Request:
Write the data out again exactly, dropping any images it holds.
====
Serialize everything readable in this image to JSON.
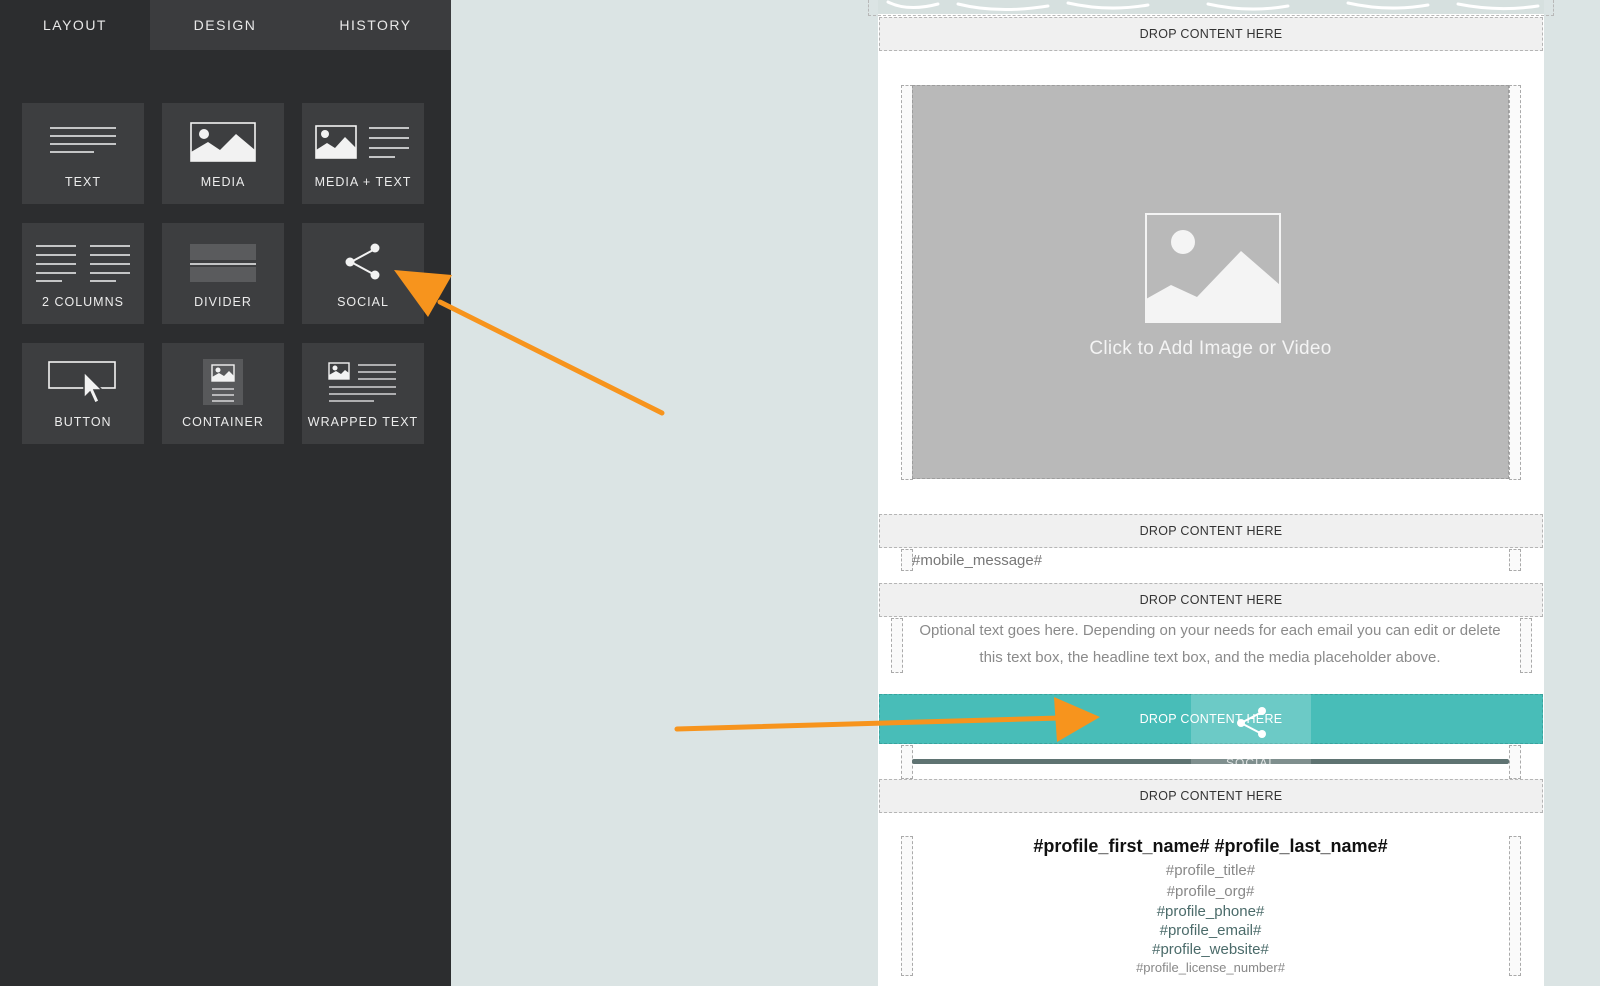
{
  "sidebar": {
    "tabs": [
      {
        "label": "LAYOUT"
      },
      {
        "label": "DESIGN"
      },
      {
        "label": "HISTORY"
      }
    ],
    "tiles": [
      {
        "label": "TEXT",
        "icon": "text-lines-icon"
      },
      {
        "label": "MEDIA",
        "icon": "image-icon"
      },
      {
        "label": "MEDIA + TEXT",
        "icon": "image-text-icon"
      },
      {
        "label": "2 COLUMNS",
        "icon": "columns-icon"
      },
      {
        "label": "DIVIDER",
        "icon": "divider-icon"
      },
      {
        "label": "SOCIAL",
        "icon": "share-icon"
      },
      {
        "label": "BUTTON",
        "icon": "button-cursor-icon"
      },
      {
        "label": "CONTAINER",
        "icon": "container-icon"
      },
      {
        "label": "WRAPPED TEXT",
        "icon": "wrapped-text-icon"
      }
    ]
  },
  "canvas": {
    "drop_label": "DROP CONTENT HERE",
    "media_placeholder": "Click to Add Image or Video",
    "mobile_message": "#mobile_message#",
    "optional_text": "Optional text goes here.  Depending on your needs for each email you can edit or delete this text box, the headline text box, and the media placeholder above.",
    "drag_ghost_label": "SOCIAL",
    "profile": {
      "name": "#profile_first_name# #profile_last_name#",
      "title": "#profile_title#",
      "org": "#profile_org#",
      "phone": "#profile_phone#",
      "email": "#profile_email#",
      "website": "#profile_website#",
      "license": "#profile_license_number#"
    }
  },
  "colors": {
    "sidebar_bg": "#2c2d2f",
    "tile_bg": "#3d3e40",
    "canvas_bg": "#dbe4e4",
    "active_drop": "#48bdb8",
    "arrow": "#f7941d"
  }
}
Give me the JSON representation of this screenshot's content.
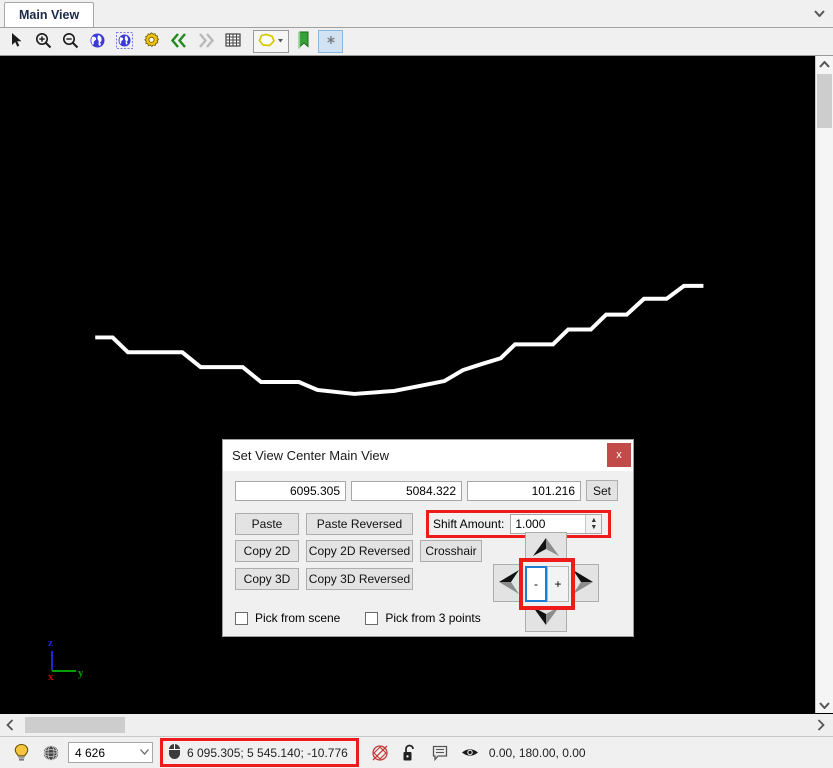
{
  "window": {
    "tab_label": "Main View",
    "tabstrip_chevron_icon": "chevron-down-icon"
  },
  "toolbar": {
    "items": [
      {
        "icon": "pointer-cursor-icon",
        "name": "select-tool"
      },
      {
        "icon": "zoom-in-icon",
        "name": "zoom-in-tool"
      },
      {
        "icon": "zoom-out-icon",
        "name": "zoom-out-tool"
      },
      {
        "icon": "globe-icon",
        "name": "globe-view-tool"
      },
      {
        "icon": "globe-selected-icon",
        "name": "globe-select-tool"
      },
      {
        "icon": "gear-icon",
        "name": "settings-tool"
      },
      {
        "icon": "double-chevron-left-icon",
        "name": "previous-view-tool"
      },
      {
        "icon": "double-chevron-right-icon",
        "name": "next-view-tool"
      },
      {
        "icon": "grid-icon",
        "name": "grid-tool"
      },
      {
        "icon": "lasso-polygon-dropdown-icon",
        "name": "selection-shape-tool"
      },
      {
        "icon": "green-bookmark-icon",
        "name": "bookmark-tool"
      },
      {
        "icon": "asterisk-icon",
        "name": "asterisk-tool"
      }
    ]
  },
  "viewport": {
    "background_color": "#000000",
    "axis_gizmo": {
      "z_label": "z",
      "y_label": "y",
      "x_label": "x",
      "z_color": "#2424d8",
      "y_color": "#00a000",
      "x_color": "#cc0000"
    },
    "polyline_color": "#ffffff",
    "polyline_points": "93,339 110,339 125,354 163,354 178,354 196,369 237,369 255,384 292,384 310,392 346,396 385,393 410,388 434,383 452,372 470,366 489,360 503,346 540,346 555,331 577,331 592,316 612,316 629,300 651,300 668,287 687,287"
  },
  "dialog": {
    "title": "Set View Center Main View",
    "close_label": "x",
    "coords": {
      "x_value": "6095.305",
      "y_value": "5084.322",
      "z_value": "101.216",
      "set_label": "Set"
    },
    "buttons": {
      "paste": "Paste",
      "paste_reversed": "Paste Reversed",
      "copy_2d": "Copy 2D",
      "copy_2d_reversed": "Copy 2D Reversed",
      "copy_3d": "Copy 3D",
      "copy_3d_reversed": "Copy 3D Reversed",
      "crosshair": "Crosshair"
    },
    "shift": {
      "label": "Shift Amount:",
      "value": "1.000",
      "highlight_color": "#ee1b1b",
      "spin_up_icon": "spin-up-icon",
      "spin_down_icon": "spin-down-icon"
    },
    "dpad": {
      "up_icon": "arrow-up-icon",
      "down_icon": "arrow-down-icon",
      "left_icon": "arrow-left-icon",
      "right_icon": "arrow-right-icon",
      "minus_label": "-",
      "plus_label": "+",
      "highlight_color": "#ee1b1b",
      "focus_color": "#1a7fd4"
    },
    "checkboxes": [
      {
        "label": "Pick from scene",
        "checked": false
      },
      {
        "label": "Pick from 3 points",
        "checked": false
      }
    ]
  },
  "hscrollbar": {
    "left_icon": "chevron-left-icon",
    "right_icon": "chevron-right-icon"
  },
  "vscrollbar": {
    "up_icon": "chevron-up-icon",
    "down_icon": "chevron-down-icon"
  },
  "statusbar": {
    "lightbulb_icon": "lightbulb-icon",
    "globe_wire_icon": "globe-wireframe-icon",
    "point_count": "4 626",
    "combo_caret_icon": "chevron-down-icon",
    "mouse_icon": "mouse-icon",
    "coordinates": "6 095.305; 5 545.140; -10.776",
    "coordinates_highlight_color": "#ee1b1b",
    "crosshair_icon": "crosshair-red-icon",
    "lock_icon": "lock-open-icon",
    "note_icon": "note-icon",
    "eye_icon": "eye-icon",
    "angles": "0.00, 180.00, 0.00"
  }
}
====
Solution to this exercise:
Serialize everything readable in this image to JSON.
{
  "sidebar": {
    "tabs": [
      {
        "label": "LAYOUT"
      },
      {
        "label": "DESIGN"
      },
      {
        "label": "HISTORY"
      }
    ],
    "tiles": [
      {
        "label": "TEXT",
        "icon": "text-lines-icon"
      },
      {
        "label": "MEDIA",
        "icon": "image-icon"
      },
      {
        "label": "MEDIA + TEXT",
        "icon": "image-text-icon"
      },
      {
        "label": "2 COLUMNS",
        "icon": "columns-icon"
      },
      {
        "label": "DIVIDER",
        "icon": "divider-icon"
      },
      {
        "label": "SOCIAL",
        "icon": "share-icon"
      },
      {
        "label": "BUTTON",
        "icon": "button-cursor-icon"
      },
      {
        "label": "CONTAINER",
        "icon": "container-icon"
      },
      {
        "label": "WRAPPED TEXT",
        "icon": "wrapped-text-icon"
      }
    ]
  },
  "canvas": {
    "drop_label": "DROP CONTENT HERE",
    "media_placeholder": "Click to Add Image or Video",
    "mobile_message": "#mobile_message#",
    "optional_text": "Optional text goes here.  Depending on your needs for each email you can edit or delete this text box, the headline text box, and the media placeholder above.",
    "drag_ghost_label": "SOCIAL",
    "profile": {
      "name": "#profile_first_name# #profile_last_name#",
      "title": "#profile_title#",
      "org": "#profile_org#",
      "phone": "#profile_phone#",
      "email": "#profile_email#",
      "website": "#profile_website#",
      "license": "#profile_license_number#"
    }
  },
  "colors": {
    "sidebar_bg": "#2c2d2f",
    "tile_bg": "#3d3e40",
    "canvas_bg": "#dbe4e4",
    "active_drop": "#48bdb8",
    "arrow": "#f7941d"
  }
}
Give me the JSON representation of this screenshot's content.
{
  "window": {
    "tab_label": "Main View",
    "tabstrip_chevron_icon": "chevron-down-icon"
  },
  "toolbar": {
    "items": [
      {
        "icon": "pointer-cursor-icon",
        "name": "select-tool"
      },
      {
        "icon": "zoom-in-icon",
        "name": "zoom-in-tool"
      },
      {
        "icon": "zoom-out-icon",
        "name": "zoom-out-tool"
      },
      {
        "icon": "globe-icon",
        "name": "globe-view-tool"
      },
      {
        "icon": "globe-selected-icon",
        "name": "globe-select-tool"
      },
      {
        "icon": "gear-icon",
        "name": "settings-tool"
      },
      {
        "icon": "double-chevron-left-icon",
        "name": "previous-view-tool"
      },
      {
        "icon": "double-chevron-right-icon",
        "name": "next-view-tool"
      },
      {
        "icon": "grid-icon",
        "name": "grid-tool"
      },
      {
        "icon": "lasso-polygon-dropdown-icon",
        "name": "selection-shape-tool"
      },
      {
        "icon": "green-bookmark-icon",
        "name": "bookmark-tool"
      },
      {
        "icon": "asterisk-icon",
        "name": "asterisk-tool"
      }
    ]
  },
  "viewport": {
    "background_color": "#000000",
    "axis_gizmo": {
      "z_label": "z",
      "y_label": "y",
      "x_label": "x",
      "z_color": "#2424d8",
      "y_color": "#00a000",
      "x_color": "#cc0000"
    },
    "polyline_color": "#ffffff",
    "polyline_points": "93,339 110,339 125,354 163,354 178,354 196,369 237,369 255,384 292,384 310,392 346,396 385,393 410,388 434,383 452,372 470,366 489,360 503,346 540,346 555,331 577,331 592,316 612,316 629,300 651,300 668,287 687,287"
  },
  "dialog": {
    "title": "Set View Center Main View",
    "close_label": "x",
    "coords": {
      "x_value": "6095.305",
      "y_value": "5084.322",
      "z_value": "101.216",
      "set_label": "Set"
    },
    "buttons": {
      "paste": "Paste",
      "paste_reversed": "Paste Reversed",
      "copy_2d": "Copy 2D",
      "copy_2d_reversed": "Copy 2D Reversed",
      "copy_3d": "Copy 3D",
      "copy_3d_reversed": "Copy 3D Reversed",
      "crosshair": "Crosshair"
    },
    "shift": {
      "label": "Shift Amount:",
      "value": "1.000",
      "highlight_color": "#ee1b1b",
      "spin_up_icon": "spin-up-icon",
      "spin_down_icon": "spin-down-icon"
    },
    "dpad": {
      "up_icon": "arrow-up-icon",
      "down_icon": "arrow-down-icon",
      "left_icon": "arrow-left-icon",
      "right_icon": "arrow-right-icon",
      "minus_label": "-",
      "plus_label": "+",
      "highlight_color": "#ee1b1b",
      "focus_color": "#1a7fd4"
    },
    "checkboxes": [
      {
        "label": "Pick from scene",
        "checked": false
      },
      {
        "label": "Pick from 3 points",
        "checked": false
      }
    ]
  },
  "hscrollbar": {
    "left_icon": "chevron-left-icon",
    "right_icon": "chevron-right-icon"
  },
  "vscrollbar": {
    "up_icon": "chevron-up-icon",
    "down_icon": "chevron-down-icon"
  },
  "statusbar": {
    "lightbulb_icon": "lightbulb-icon",
    "globe_wire_icon": "globe-wireframe-icon",
    "point_count": "4 626",
    "combo_caret_icon": "chevron-down-icon",
    "mouse_icon": "mouse-icon",
    "coordinates": "6 095.305; 5 545.140; -10.776",
    "coordinates_highlight_color": "#ee1b1b",
    "crosshair_icon": "crosshair-red-icon",
    "lock_icon": "lock-open-icon",
    "note_icon": "note-icon",
    "eye_icon": "eye-icon",
    "angles": "0.00, 180.00, 0.00"
  }
}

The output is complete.